[Given records]

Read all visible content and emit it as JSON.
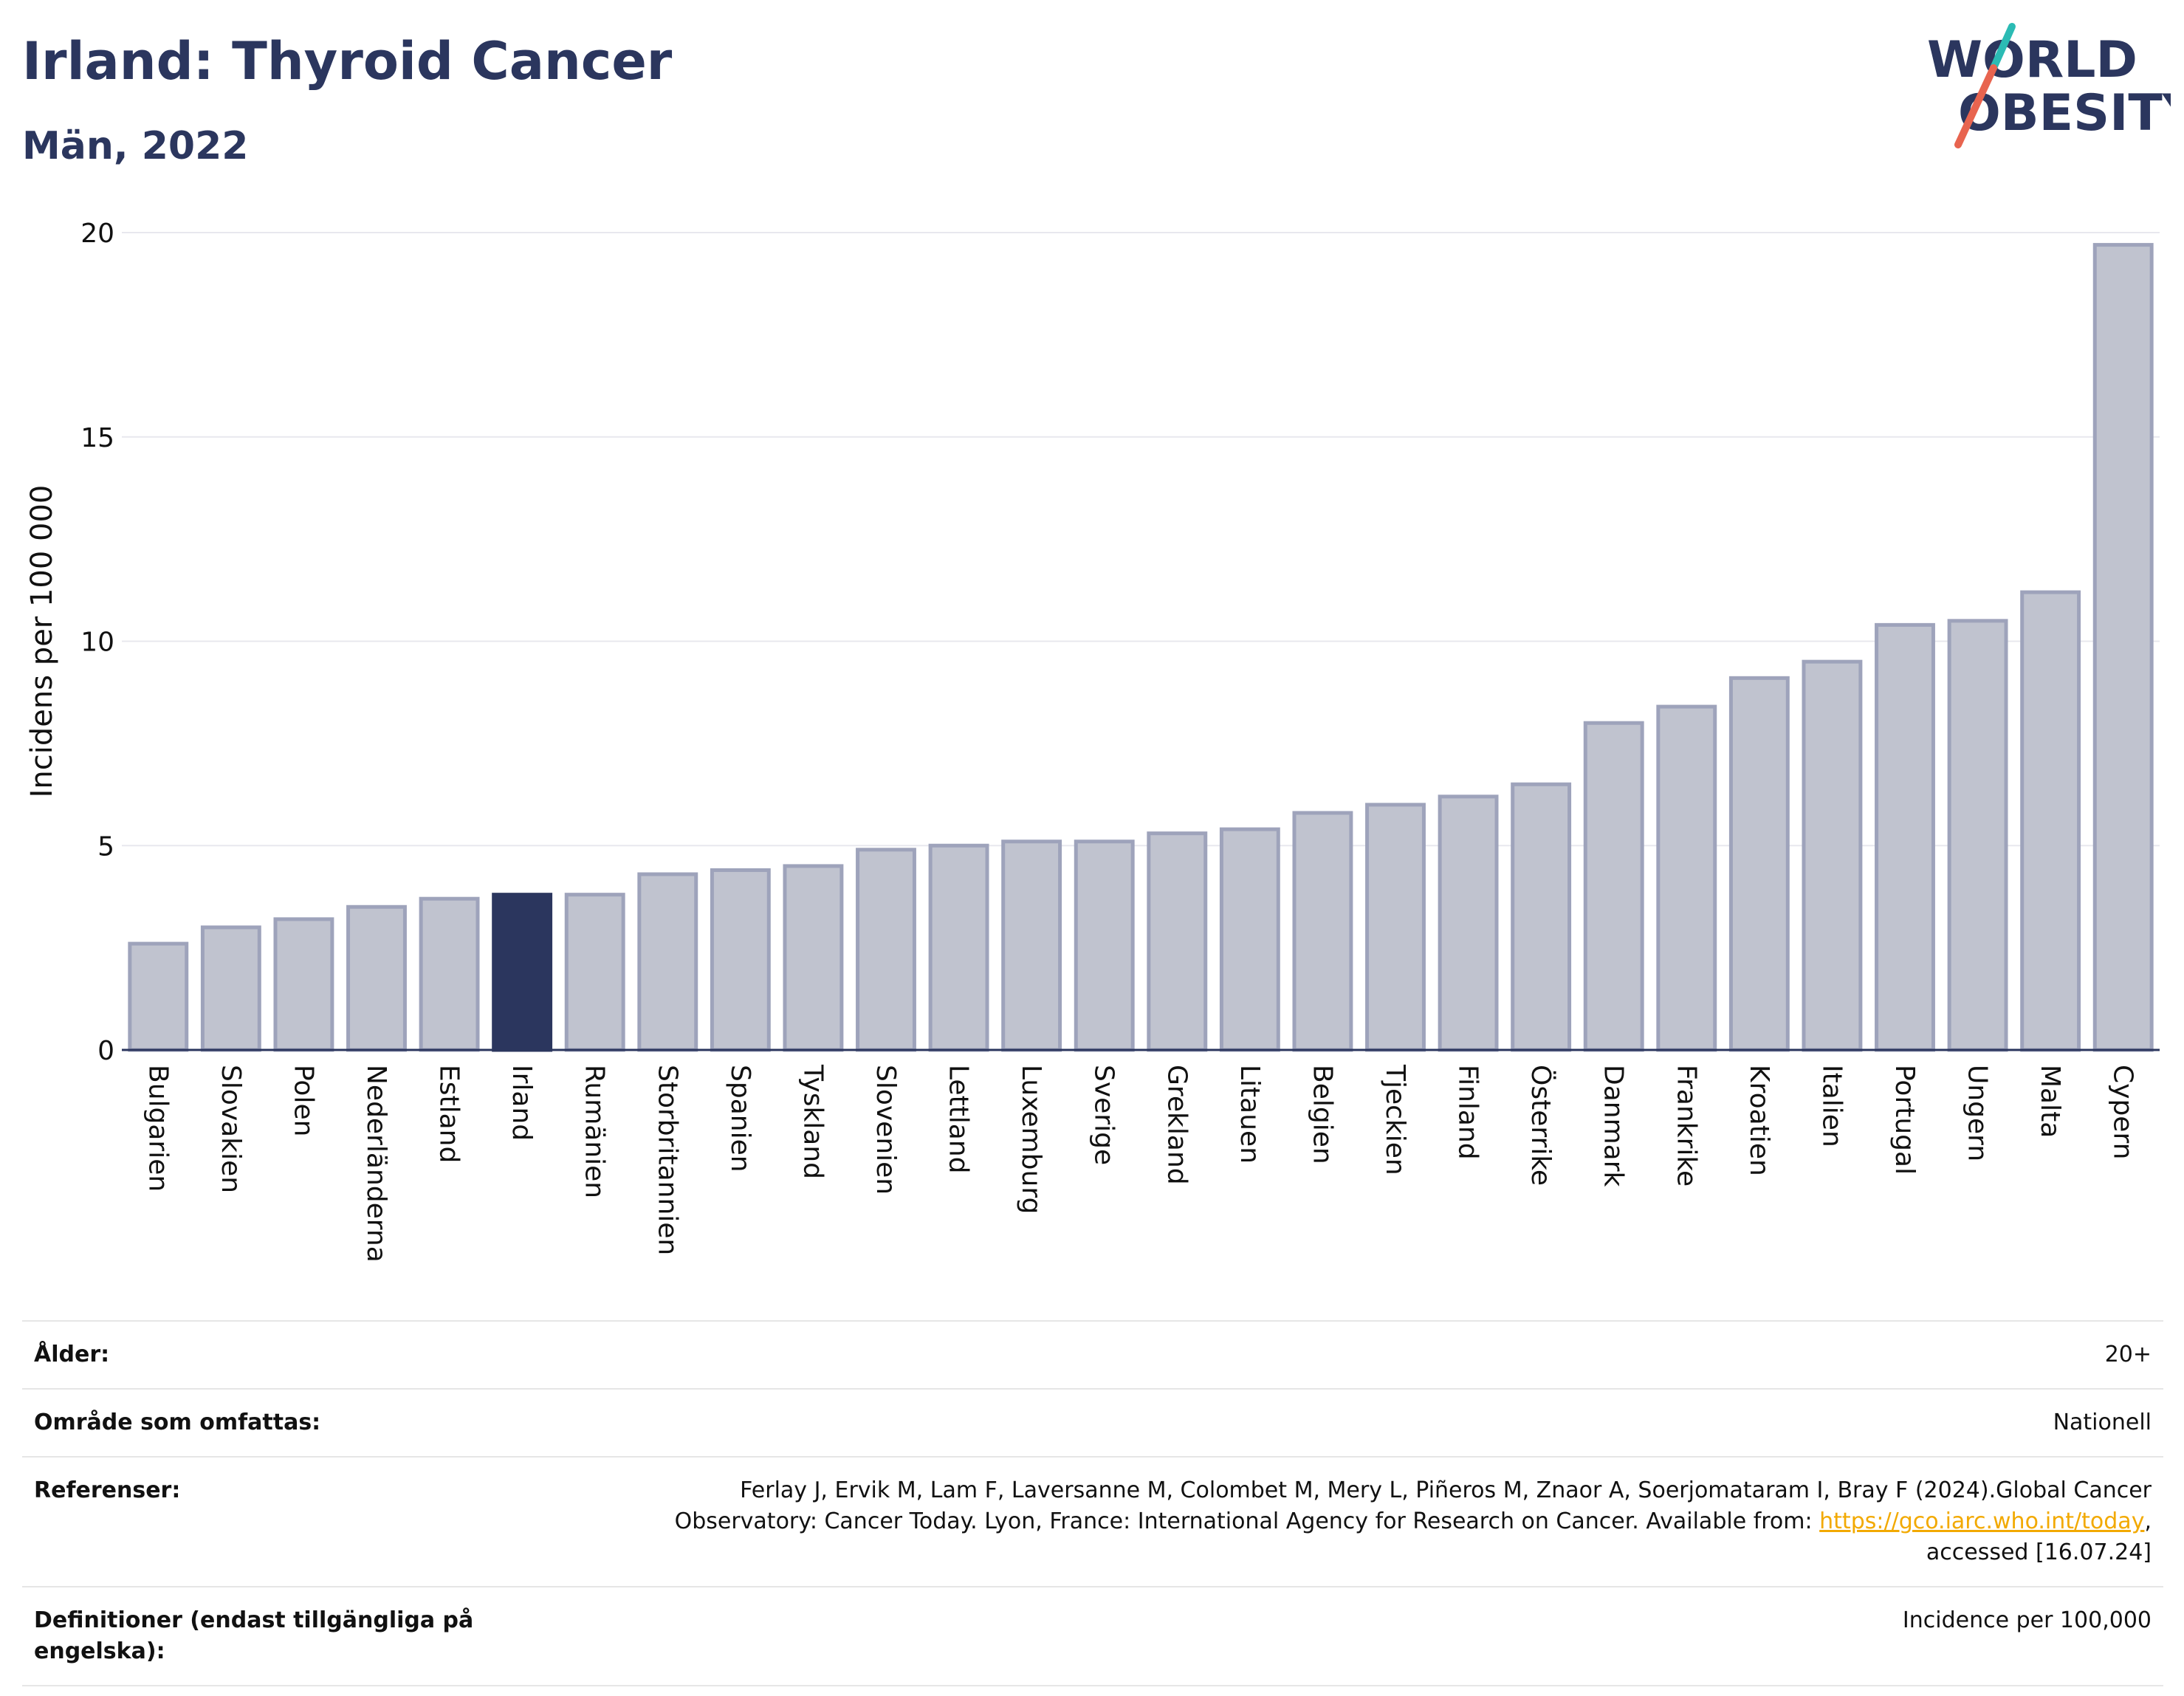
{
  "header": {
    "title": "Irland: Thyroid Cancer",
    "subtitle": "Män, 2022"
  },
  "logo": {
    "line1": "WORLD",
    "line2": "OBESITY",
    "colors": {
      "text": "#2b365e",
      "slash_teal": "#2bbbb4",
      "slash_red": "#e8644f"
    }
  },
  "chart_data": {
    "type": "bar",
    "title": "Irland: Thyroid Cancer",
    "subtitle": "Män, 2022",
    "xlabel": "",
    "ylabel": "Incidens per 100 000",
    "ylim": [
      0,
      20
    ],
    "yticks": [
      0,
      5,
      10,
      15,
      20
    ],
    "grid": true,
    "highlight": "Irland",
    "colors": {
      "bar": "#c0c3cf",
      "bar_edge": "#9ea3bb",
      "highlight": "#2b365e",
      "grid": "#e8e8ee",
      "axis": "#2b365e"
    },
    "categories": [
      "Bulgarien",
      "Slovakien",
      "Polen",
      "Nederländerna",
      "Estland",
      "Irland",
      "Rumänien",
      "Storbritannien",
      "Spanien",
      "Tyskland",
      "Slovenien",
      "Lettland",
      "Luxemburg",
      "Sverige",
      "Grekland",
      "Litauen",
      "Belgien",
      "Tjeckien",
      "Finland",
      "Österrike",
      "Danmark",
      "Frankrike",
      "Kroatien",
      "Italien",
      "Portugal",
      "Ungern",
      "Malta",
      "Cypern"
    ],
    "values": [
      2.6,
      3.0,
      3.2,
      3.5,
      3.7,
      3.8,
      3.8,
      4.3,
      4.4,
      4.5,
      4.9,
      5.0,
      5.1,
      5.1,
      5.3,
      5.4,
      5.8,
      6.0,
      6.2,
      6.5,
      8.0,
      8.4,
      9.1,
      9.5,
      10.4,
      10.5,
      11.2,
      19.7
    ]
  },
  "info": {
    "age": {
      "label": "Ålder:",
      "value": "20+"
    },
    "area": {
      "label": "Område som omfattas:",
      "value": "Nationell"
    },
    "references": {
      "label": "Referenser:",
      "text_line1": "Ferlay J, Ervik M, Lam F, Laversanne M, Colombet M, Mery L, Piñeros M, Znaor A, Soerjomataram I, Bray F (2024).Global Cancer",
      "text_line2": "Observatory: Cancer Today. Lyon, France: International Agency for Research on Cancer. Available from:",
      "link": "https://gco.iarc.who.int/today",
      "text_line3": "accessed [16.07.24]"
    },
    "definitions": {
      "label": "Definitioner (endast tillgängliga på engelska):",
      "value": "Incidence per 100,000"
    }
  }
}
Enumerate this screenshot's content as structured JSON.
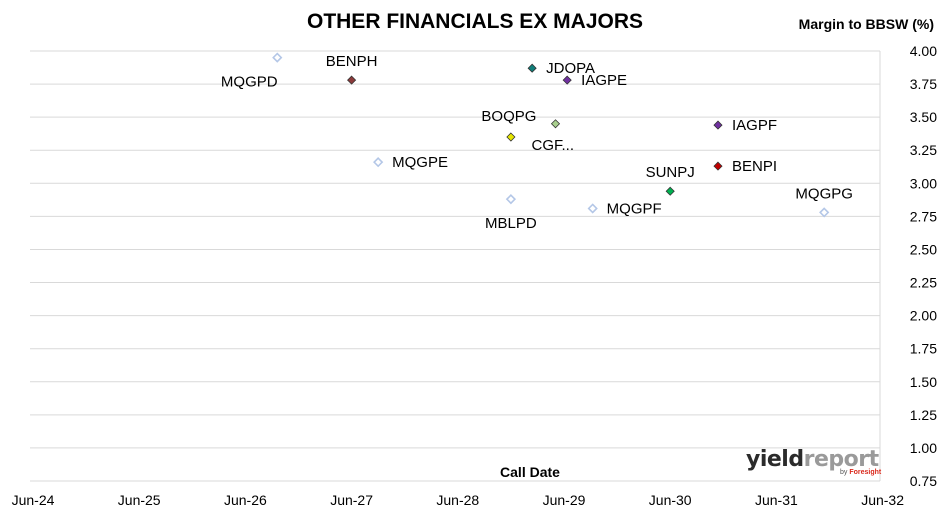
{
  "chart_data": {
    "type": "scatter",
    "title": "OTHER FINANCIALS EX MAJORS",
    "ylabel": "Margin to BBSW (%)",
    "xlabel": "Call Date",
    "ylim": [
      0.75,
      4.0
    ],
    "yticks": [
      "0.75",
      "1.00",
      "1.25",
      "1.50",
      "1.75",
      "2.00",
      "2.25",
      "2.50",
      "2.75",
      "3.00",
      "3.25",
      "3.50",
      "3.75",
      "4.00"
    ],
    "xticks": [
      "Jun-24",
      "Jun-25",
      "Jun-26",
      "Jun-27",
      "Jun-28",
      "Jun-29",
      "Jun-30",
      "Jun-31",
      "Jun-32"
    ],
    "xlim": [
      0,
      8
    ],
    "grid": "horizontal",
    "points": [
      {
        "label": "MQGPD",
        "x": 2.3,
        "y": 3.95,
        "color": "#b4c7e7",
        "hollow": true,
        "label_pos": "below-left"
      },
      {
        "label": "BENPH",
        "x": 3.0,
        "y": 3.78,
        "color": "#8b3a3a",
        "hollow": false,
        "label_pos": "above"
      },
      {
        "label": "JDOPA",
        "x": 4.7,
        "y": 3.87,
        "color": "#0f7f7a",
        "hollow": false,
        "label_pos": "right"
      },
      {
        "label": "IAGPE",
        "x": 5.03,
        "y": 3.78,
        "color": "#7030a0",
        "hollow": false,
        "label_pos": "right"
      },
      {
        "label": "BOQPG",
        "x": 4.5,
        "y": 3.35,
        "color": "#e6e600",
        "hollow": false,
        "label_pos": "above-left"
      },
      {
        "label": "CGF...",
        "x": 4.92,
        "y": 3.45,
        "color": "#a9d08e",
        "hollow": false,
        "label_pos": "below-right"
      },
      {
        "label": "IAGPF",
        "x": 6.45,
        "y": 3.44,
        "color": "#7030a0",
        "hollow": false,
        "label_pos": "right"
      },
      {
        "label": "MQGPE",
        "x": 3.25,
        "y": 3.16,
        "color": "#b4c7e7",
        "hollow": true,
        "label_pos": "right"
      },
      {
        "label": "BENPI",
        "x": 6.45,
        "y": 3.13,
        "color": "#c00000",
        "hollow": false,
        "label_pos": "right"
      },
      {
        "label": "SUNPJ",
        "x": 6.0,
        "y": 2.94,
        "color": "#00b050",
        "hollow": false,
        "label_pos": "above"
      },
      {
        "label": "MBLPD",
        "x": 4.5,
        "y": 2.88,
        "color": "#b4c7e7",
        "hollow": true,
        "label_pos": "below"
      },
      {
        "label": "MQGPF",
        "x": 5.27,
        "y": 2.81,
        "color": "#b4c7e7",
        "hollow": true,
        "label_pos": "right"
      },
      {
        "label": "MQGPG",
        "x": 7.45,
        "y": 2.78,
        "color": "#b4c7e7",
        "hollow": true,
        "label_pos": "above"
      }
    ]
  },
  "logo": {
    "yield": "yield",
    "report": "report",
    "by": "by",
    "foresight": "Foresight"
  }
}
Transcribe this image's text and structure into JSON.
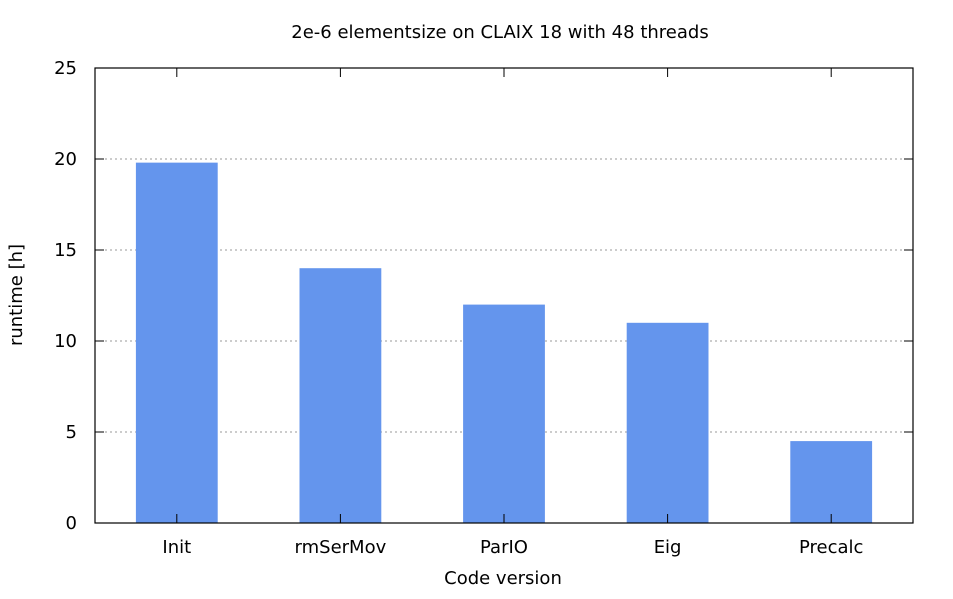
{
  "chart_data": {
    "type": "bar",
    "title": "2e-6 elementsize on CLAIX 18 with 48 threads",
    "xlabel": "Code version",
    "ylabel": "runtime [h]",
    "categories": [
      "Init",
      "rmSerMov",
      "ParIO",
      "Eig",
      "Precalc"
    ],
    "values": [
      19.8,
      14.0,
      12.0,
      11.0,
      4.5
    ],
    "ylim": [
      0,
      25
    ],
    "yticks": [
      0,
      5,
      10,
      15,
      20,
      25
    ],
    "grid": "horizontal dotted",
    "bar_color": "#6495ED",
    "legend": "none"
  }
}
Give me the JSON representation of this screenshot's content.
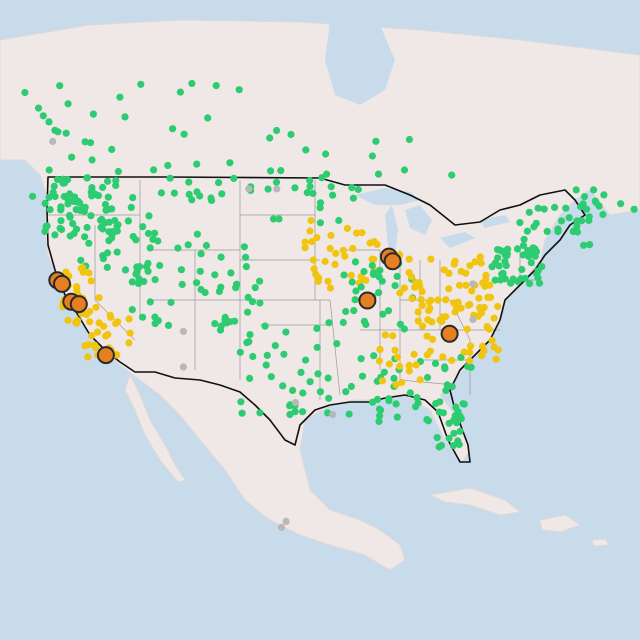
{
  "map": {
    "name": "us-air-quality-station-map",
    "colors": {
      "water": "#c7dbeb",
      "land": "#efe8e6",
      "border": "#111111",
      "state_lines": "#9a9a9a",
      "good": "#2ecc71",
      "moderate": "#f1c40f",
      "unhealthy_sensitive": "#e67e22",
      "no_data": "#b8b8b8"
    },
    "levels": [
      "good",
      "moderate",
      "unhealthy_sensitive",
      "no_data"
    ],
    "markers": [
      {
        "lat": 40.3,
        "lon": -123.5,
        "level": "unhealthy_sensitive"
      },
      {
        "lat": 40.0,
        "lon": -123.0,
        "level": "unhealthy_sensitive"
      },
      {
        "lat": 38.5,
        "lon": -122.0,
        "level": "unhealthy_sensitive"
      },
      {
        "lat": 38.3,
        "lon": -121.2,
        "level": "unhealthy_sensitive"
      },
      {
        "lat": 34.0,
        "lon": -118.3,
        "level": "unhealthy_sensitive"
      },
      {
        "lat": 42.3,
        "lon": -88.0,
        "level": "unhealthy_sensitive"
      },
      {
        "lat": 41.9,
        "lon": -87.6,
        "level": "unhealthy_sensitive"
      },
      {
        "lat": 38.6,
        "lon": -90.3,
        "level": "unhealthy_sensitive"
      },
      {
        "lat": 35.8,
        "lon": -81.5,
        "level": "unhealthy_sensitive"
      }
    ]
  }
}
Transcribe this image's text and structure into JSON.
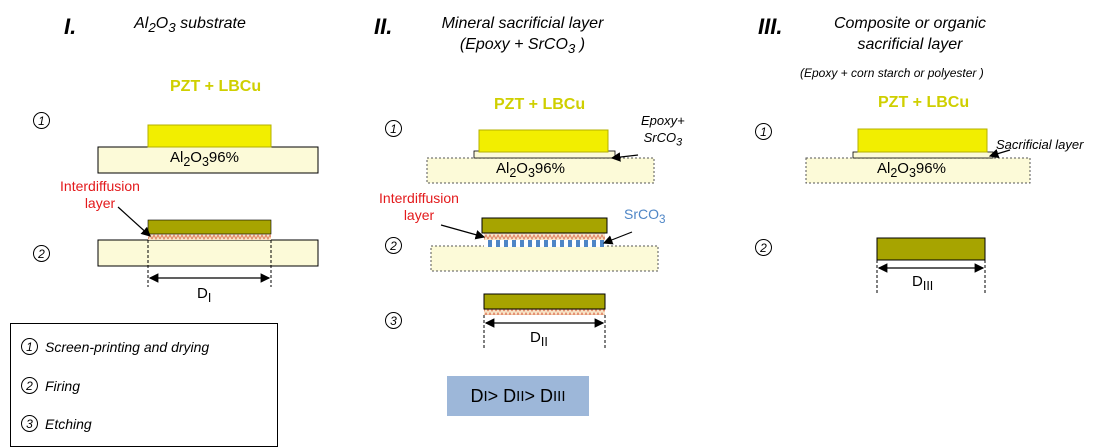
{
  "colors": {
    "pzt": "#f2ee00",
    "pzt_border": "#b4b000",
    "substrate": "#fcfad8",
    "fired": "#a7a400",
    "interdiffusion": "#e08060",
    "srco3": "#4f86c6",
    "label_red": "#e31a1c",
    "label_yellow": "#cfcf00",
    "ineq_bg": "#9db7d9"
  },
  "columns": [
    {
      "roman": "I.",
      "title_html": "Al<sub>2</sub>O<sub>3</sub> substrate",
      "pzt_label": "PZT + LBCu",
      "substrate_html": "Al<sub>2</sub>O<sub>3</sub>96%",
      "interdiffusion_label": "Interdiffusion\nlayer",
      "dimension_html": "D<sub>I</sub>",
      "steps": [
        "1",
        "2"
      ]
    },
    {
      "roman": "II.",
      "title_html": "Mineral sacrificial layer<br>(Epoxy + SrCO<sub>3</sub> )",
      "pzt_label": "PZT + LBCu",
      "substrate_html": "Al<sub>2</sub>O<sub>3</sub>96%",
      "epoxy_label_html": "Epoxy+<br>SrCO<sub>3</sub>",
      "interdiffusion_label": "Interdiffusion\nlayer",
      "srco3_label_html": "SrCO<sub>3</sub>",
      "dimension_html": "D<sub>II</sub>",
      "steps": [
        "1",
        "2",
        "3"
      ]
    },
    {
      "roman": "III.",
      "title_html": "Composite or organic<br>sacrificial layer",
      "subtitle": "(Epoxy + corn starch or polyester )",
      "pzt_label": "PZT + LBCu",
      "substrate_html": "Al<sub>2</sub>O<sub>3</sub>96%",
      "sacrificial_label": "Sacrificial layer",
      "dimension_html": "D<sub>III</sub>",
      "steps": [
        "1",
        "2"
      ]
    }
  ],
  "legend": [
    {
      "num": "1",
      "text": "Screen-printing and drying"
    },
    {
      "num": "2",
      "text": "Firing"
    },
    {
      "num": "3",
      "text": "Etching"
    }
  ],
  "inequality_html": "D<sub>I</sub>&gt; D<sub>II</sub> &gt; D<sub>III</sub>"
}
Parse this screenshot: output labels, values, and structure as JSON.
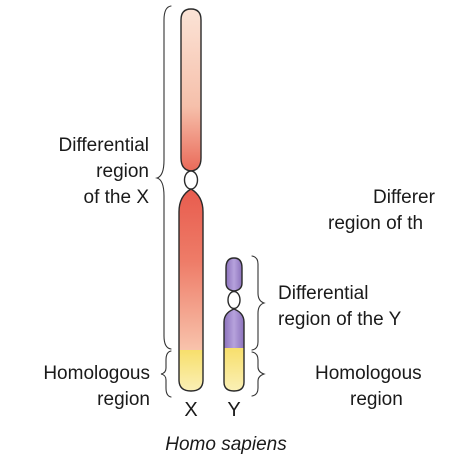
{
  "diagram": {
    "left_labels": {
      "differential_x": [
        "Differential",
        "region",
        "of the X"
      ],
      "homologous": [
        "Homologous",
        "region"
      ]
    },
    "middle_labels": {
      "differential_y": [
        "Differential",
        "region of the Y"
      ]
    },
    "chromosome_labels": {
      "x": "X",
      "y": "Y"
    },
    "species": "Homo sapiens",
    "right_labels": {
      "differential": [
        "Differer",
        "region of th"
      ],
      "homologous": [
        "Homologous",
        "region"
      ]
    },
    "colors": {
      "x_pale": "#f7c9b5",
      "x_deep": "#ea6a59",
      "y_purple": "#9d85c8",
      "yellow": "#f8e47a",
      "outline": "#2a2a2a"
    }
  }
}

[Problem statement]
Extract every line containing the string "Epoxy" from the material.

[Solution]
      "title_html": "Mineral sacrificial layer<br>(Epoxy + SrCO<sub>3</sub> )",
      "epoxy_label_html": "Epoxy+<br>SrCO<sub>3</sub>",
      "subtitle": "(Epoxy + corn starch or polyester )",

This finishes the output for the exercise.